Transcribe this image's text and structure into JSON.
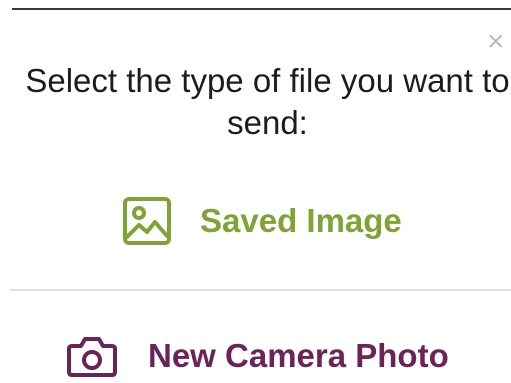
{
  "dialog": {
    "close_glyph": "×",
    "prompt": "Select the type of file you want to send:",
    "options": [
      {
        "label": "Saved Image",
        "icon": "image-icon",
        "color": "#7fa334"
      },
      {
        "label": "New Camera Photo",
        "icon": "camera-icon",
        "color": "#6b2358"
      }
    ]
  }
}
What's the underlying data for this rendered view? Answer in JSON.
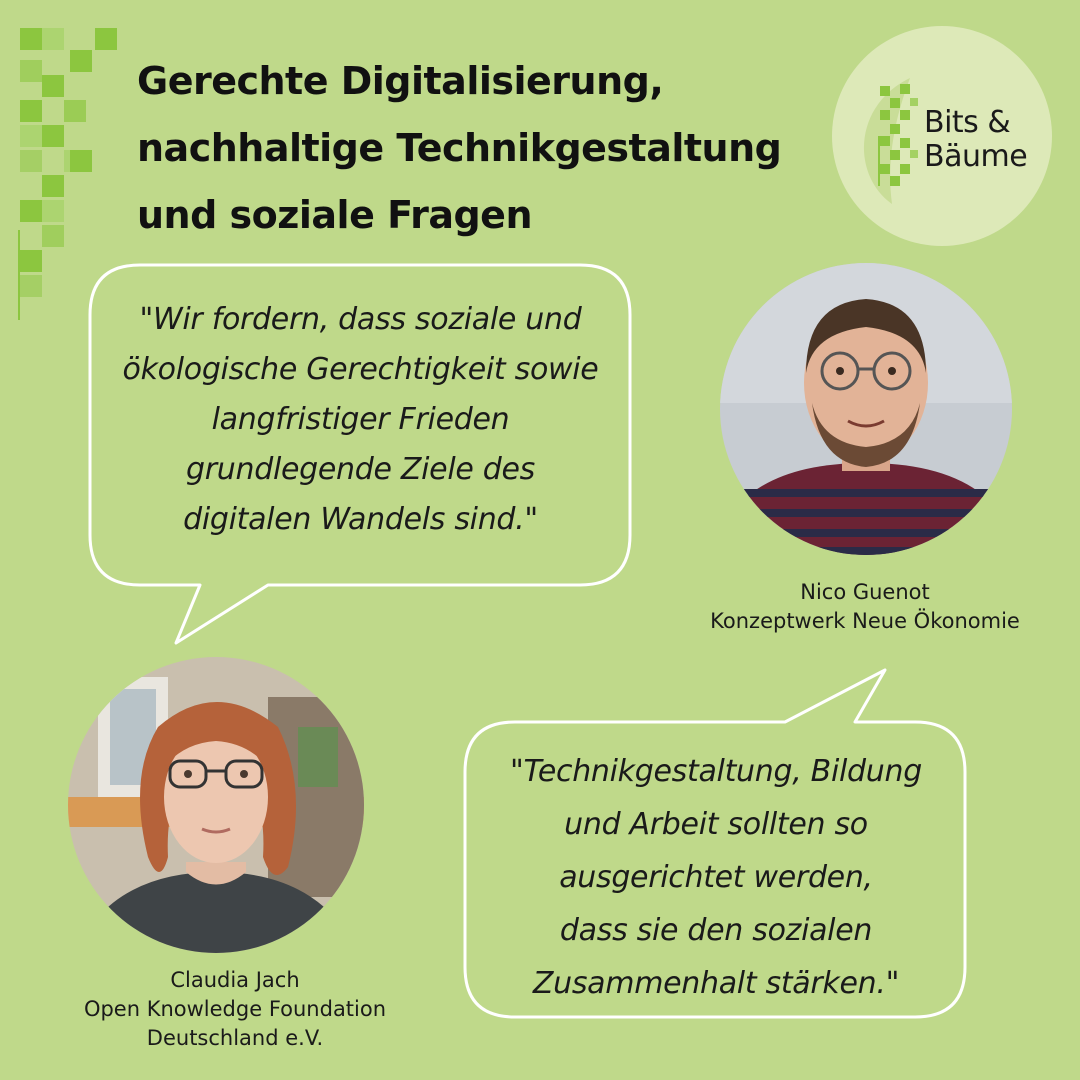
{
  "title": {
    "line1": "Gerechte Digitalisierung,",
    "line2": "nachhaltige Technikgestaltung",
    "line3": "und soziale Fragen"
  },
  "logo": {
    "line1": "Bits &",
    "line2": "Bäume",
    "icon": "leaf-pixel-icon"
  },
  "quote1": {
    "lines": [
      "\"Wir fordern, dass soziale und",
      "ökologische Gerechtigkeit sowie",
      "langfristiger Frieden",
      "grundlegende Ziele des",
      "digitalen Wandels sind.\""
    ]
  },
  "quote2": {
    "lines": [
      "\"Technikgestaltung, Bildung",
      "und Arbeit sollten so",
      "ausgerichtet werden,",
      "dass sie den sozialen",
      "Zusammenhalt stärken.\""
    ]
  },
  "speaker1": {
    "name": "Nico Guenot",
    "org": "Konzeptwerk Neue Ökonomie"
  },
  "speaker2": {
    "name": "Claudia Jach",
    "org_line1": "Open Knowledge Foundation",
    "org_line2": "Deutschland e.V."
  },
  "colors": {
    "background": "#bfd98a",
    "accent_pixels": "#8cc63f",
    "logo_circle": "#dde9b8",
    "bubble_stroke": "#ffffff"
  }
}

--- Brief ---
Quote the records above in full, dropping each picture.

--- Written response ---
Transcribe this image's text and structure into JSON.
{
  "dialog": {
    "close_glyph": "×",
    "prompt": "Select the type of file you want to send:",
    "options": [
      {
        "label": "Saved Image",
        "icon": "image-icon",
        "color": "#7fa334"
      },
      {
        "label": "New Camera Photo",
        "icon": "camera-icon",
        "color": "#6b2358"
      }
    ]
  }
}
What's the underlying data for this rendered view? Answer in JSON.
{
  "title": {
    "line1": "Gerechte Digitalisierung,",
    "line2": "nachhaltige Technikgestaltung",
    "line3": "und soziale Fragen"
  },
  "logo": {
    "line1": "Bits &",
    "line2": "Bäume",
    "icon": "leaf-pixel-icon"
  },
  "quote1": {
    "lines": [
      "\"Wir fordern, dass soziale und",
      "ökologische Gerechtigkeit sowie",
      "langfristiger Frieden",
      "grundlegende Ziele des",
      "digitalen Wandels sind.\""
    ]
  },
  "quote2": {
    "lines": [
      "\"Technikgestaltung, Bildung",
      "und Arbeit sollten so",
      "ausgerichtet werden,",
      "dass sie den sozialen",
      "Zusammenhalt stärken.\""
    ]
  },
  "speaker1": {
    "name": "Nico Guenot",
    "org": "Konzeptwerk Neue Ökonomie"
  },
  "speaker2": {
    "name": "Claudia Jach",
    "org_line1": "Open Knowledge Foundation",
    "org_line2": "Deutschland e.V."
  },
  "colors": {
    "background": "#bfd98a",
    "accent_pixels": "#8cc63f",
    "logo_circle": "#dde9b8",
    "bubble_stroke": "#ffffff"
  }
}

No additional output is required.